Given problem:
Transcribe the material below exactly as it appears.

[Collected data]
[Begin]

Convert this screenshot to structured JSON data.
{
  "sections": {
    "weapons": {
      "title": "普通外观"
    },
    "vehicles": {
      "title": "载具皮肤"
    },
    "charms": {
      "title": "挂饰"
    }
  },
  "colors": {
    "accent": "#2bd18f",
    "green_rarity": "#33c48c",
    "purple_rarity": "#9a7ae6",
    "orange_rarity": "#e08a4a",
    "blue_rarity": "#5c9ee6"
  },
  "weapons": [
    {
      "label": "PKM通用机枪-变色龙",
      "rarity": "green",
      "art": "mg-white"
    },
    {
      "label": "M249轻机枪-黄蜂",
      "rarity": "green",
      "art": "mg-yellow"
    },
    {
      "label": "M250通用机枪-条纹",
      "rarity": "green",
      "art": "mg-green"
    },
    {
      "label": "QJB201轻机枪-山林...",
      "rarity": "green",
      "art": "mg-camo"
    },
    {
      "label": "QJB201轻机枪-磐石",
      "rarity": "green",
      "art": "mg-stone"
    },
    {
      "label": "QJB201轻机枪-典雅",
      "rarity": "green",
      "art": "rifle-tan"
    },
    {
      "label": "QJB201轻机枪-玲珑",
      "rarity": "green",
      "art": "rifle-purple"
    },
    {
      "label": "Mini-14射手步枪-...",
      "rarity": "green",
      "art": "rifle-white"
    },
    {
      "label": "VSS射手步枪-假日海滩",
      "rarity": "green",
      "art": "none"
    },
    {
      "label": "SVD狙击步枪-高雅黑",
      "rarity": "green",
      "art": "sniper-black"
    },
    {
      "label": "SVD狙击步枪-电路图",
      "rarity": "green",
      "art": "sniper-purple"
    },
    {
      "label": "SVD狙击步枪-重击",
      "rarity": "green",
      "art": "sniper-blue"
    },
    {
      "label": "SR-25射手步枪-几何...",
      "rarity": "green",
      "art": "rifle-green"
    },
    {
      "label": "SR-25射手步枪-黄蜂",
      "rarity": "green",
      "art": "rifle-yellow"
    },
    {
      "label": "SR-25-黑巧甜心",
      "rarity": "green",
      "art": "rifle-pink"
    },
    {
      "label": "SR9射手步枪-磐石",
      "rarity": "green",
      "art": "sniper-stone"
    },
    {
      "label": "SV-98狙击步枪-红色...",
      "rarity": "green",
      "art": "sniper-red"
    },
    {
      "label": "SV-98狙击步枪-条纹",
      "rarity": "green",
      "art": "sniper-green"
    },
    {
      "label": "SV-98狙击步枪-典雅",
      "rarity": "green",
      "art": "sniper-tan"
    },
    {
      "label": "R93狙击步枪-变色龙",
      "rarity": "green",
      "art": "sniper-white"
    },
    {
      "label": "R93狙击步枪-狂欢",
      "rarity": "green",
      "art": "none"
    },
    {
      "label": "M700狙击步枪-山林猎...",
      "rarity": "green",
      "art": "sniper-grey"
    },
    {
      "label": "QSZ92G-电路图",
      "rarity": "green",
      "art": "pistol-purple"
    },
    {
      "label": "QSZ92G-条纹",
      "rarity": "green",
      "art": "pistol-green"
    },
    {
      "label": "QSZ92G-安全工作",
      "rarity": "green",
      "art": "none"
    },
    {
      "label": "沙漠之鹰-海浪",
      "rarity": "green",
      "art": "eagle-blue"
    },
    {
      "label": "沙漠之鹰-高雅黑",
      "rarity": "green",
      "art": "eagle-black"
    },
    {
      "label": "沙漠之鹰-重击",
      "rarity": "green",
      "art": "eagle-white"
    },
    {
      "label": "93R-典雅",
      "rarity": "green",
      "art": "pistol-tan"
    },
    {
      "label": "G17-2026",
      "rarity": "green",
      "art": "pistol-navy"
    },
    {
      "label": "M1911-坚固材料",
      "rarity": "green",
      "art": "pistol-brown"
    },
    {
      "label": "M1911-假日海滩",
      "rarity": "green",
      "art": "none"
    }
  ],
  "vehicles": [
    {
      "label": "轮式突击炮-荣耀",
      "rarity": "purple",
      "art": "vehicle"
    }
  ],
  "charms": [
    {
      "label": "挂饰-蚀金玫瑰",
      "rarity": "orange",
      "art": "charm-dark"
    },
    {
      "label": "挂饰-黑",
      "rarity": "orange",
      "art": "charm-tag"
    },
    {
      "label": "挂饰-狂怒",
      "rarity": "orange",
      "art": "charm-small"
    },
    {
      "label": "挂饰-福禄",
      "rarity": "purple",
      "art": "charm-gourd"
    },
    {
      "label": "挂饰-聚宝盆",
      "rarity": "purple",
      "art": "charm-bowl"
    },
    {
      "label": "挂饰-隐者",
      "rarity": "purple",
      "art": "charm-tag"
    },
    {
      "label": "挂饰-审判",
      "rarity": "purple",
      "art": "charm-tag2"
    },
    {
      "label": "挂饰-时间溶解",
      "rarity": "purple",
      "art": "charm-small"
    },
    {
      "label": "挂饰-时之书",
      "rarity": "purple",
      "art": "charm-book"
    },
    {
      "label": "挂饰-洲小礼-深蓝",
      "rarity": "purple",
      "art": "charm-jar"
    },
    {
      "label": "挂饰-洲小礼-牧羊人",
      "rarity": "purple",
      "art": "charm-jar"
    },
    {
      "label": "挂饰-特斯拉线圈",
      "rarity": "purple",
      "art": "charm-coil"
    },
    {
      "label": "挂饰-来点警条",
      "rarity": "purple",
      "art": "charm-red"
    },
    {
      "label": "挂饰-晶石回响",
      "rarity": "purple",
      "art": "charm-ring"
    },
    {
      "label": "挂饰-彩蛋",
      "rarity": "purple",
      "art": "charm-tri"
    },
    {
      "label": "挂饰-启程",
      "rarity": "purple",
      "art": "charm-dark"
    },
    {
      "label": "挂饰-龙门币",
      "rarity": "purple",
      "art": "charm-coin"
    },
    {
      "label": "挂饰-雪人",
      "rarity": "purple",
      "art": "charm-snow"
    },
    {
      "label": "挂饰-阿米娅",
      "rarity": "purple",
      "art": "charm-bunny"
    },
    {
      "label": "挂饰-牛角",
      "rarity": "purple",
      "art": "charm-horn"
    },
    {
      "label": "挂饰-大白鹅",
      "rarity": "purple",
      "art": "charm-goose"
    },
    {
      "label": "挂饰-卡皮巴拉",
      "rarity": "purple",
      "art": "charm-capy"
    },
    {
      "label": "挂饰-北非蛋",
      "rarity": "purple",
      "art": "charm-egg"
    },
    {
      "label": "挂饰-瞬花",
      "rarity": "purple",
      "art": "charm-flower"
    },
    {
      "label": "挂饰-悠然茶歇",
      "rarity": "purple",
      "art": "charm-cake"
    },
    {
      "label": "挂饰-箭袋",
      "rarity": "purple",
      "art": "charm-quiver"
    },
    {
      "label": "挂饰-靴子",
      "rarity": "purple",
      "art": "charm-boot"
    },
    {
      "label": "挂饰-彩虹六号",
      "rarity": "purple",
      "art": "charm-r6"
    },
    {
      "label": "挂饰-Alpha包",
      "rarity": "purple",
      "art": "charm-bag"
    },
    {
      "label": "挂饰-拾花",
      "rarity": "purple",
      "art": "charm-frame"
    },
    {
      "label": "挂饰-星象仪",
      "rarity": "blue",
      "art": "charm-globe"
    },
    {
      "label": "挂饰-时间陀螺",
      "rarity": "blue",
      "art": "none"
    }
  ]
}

[End]

Written answer:
Convert this screenshot to structured JSON data.
{
  "sections": {
    "weapons": {
      "title": "普通外观"
    },
    "vehicles": {
      "title": "载具皮肤"
    },
    "charms": {
      "title": "挂饰"
    }
  },
  "colors": {
    "accent": "#2bd18f",
    "green_rarity": "#33c48c",
    "purple_rarity": "#9a7ae6",
    "orange_rarity": "#e08a4a",
    "blue_rarity": "#5c9ee6"
  },
  "weapons": [
    {
      "label": "PKM通用机枪-变色龙",
      "rarity": "green",
      "art": "mg-white"
    },
    {
      "label": "M249轻机枪-黄蜂",
      "rarity": "green",
      "art": "mg-yellow"
    },
    {
      "label": "M250通用机枪-条纹",
      "rarity": "green",
      "art": "mg-green"
    },
    {
      "label": "QJB201轻机枪-山林...",
      "rarity": "green",
      "art": "mg-camo"
    },
    {
      "label": "QJB201轻机枪-磐石",
      "rarity": "green",
      "art": "mg-stone"
    },
    {
      "label": "QJB201轻机枪-典雅",
      "rarity": "green",
      "art": "rifle-tan"
    },
    {
      "label": "QJB201轻机枪-玲珑",
      "rarity": "green",
      "art": "rifle-purple"
    },
    {
      "label": "Mini-14射手步枪-...",
      "rarity": "green",
      "art": "rifle-white"
    },
    {
      "label": "VSS射手步枪-假日海滩",
      "rarity": "green",
      "art": "none"
    },
    {
      "label": "SVD狙击步枪-高雅黑",
      "rarity": "green",
      "art": "sniper-black"
    },
    {
      "label": "SVD狙击步枪-电路图",
      "rarity": "green",
      "art": "sniper-purple"
    },
    {
      "label": "SVD狙击步枪-重击",
      "rarity": "green",
      "art": "sniper-blue"
    },
    {
      "label": "SR-25射手步枪-几何...",
      "rarity": "green",
      "art": "rifle-green"
    },
    {
      "label": "SR-25射手步枪-黄蜂",
      "rarity": "green",
      "art": "rifle-yellow"
    },
    {
      "label": "SR-25-黑巧甜心",
      "rarity": "green",
      "art": "rifle-pink"
    },
    {
      "label": "SR9射手步枪-磐石",
      "rarity": "green",
      "art": "sniper-stone"
    },
    {
      "label": "SV-98狙击步枪-红色...",
      "rarity": "green",
      "art": "sniper-red"
    },
    {
      "label": "SV-98狙击步枪-条纹",
      "rarity": "green",
      "art": "sniper-green"
    },
    {
      "label": "SV-98狙击步枪-典雅",
      "rarity": "green",
      "art": "sniper-tan"
    },
    {
      "label": "R93狙击步枪-变色龙",
      "rarity": "green",
      "art": "sniper-white"
    },
    {
      "label": "R93狙击步枪-狂欢",
      "rarity": "green",
      "art": "none"
    },
    {
      "label": "M700狙击步枪-山林猎...",
      "rarity": "green",
      "art": "sniper-grey"
    },
    {
      "label": "QSZ92G-电路图",
      "rarity": "green",
      "art": "pistol-purple"
    },
    {
      "label": "QSZ92G-条纹",
      "rarity": "green",
      "art": "pistol-green"
    },
    {
      "label": "QSZ92G-安全工作",
      "rarity": "green",
      "art": "none"
    },
    {
      "label": "沙漠之鹰-海浪",
      "rarity": "green",
      "art": "eagle-blue"
    },
    {
      "label": "沙漠之鹰-高雅黑",
      "rarity": "green",
      "art": "eagle-black"
    },
    {
      "label": "沙漠之鹰-重击",
      "rarity": "green",
      "art": "eagle-white"
    },
    {
      "label": "93R-典雅",
      "rarity": "green",
      "art": "pistol-tan"
    },
    {
      "label": "G17-2026",
      "rarity": "green",
      "art": "pistol-navy"
    },
    {
      "label": "M1911-坚固材料",
      "rarity": "green",
      "art": "pistol-brown"
    },
    {
      "label": "M1911-假日海滩",
      "rarity": "green",
      "art": "none"
    }
  ],
  "vehicles": [
    {
      "label": "轮式突击炮-荣耀",
      "rarity": "purple",
      "art": "vehicle"
    }
  ],
  "charms": [
    {
      "label": "挂饰-蚀金玫瑰",
      "rarity": "orange",
      "art": "charm-dark"
    },
    {
      "label": "挂饰-黑",
      "rarity": "orange",
      "art": "charm-tag"
    },
    {
      "label": "挂饰-狂怒",
      "rarity": "orange",
      "art": "charm-small"
    },
    {
      "label": "挂饰-福禄",
      "rarity": "purple",
      "art": "charm-gourd"
    },
    {
      "label": "挂饰-聚宝盆",
      "rarity": "purple",
      "art": "charm-bowl"
    },
    {
      "label": "挂饰-隐者",
      "rarity": "purple",
      "art": "charm-tag"
    },
    {
      "label": "挂饰-审判",
      "rarity": "purple",
      "art": "charm-tag2"
    },
    {
      "label": "挂饰-时间溶解",
      "rarity": "purple",
      "art": "charm-small"
    },
    {
      "label": "挂饰-时之书",
      "rarity": "purple",
      "art": "charm-book"
    },
    {
      "label": "挂饰-洲小礼-深蓝",
      "rarity": "purple",
      "art": "charm-jar"
    },
    {
      "label": "挂饰-洲小礼-牧羊人",
      "rarity": "purple",
      "art": "charm-jar"
    },
    {
      "label": "挂饰-特斯拉线圈",
      "rarity": "purple",
      "art": "charm-coil"
    },
    {
      "label": "挂饰-来点警条",
      "rarity": "purple",
      "art": "charm-red"
    },
    {
      "label": "挂饰-晶石回响",
      "rarity": "purple",
      "art": "charm-ring"
    },
    {
      "label": "挂饰-彩蛋",
      "rarity": "purple",
      "art": "charm-tri"
    },
    {
      "label": "挂饰-启程",
      "rarity": "purple",
      "art": "charm-dark"
    },
    {
      "label": "挂饰-龙门币",
      "rarity": "purple",
      "art": "charm-coin"
    },
    {
      "label": "挂饰-雪人",
      "rarity": "purple",
      "art": "charm-snow"
    },
    {
      "label": "挂饰-阿米娅",
      "rarity": "purple",
      "art": "charm-bunny"
    },
    {
      "label": "挂饰-牛角",
      "rarity": "purple",
      "art": "charm-horn"
    },
    {
      "label": "挂饰-大白鹅",
      "rarity": "purple",
      "art": "charm-goose"
    },
    {
      "label": "挂饰-卡皮巴拉",
      "rarity": "purple",
      "art": "charm-capy"
    },
    {
      "label": "挂饰-北非蛋",
      "rarity": "purple",
      "art": "charm-egg"
    },
    {
      "label": "挂饰-瞬花",
      "rarity": "purple",
      "art": "charm-flower"
    },
    {
      "label": "挂饰-悠然茶歇",
      "rarity": "purple",
      "art": "charm-cake"
    },
    {
      "label": "挂饰-箭袋",
      "rarity": "purple",
      "art": "charm-quiver"
    },
    {
      "label": "挂饰-靴子",
      "rarity": "purple",
      "art": "charm-boot"
    },
    {
      "label": "挂饰-彩虹六号",
      "rarity": "purple",
      "art": "charm-r6"
    },
    {
      "label": "挂饰-Alpha包",
      "rarity": "purple",
      "art": "charm-bag"
    },
    {
      "label": "挂饰-拾花",
      "rarity": "purple",
      "art": "charm-frame"
    },
    {
      "label": "挂饰-星象仪",
      "rarity": "blue",
      "art": "charm-globe"
    },
    {
      "label": "挂饰-时间陀螺",
      "rarity": "blue",
      "art": "none"
    }
  ]
}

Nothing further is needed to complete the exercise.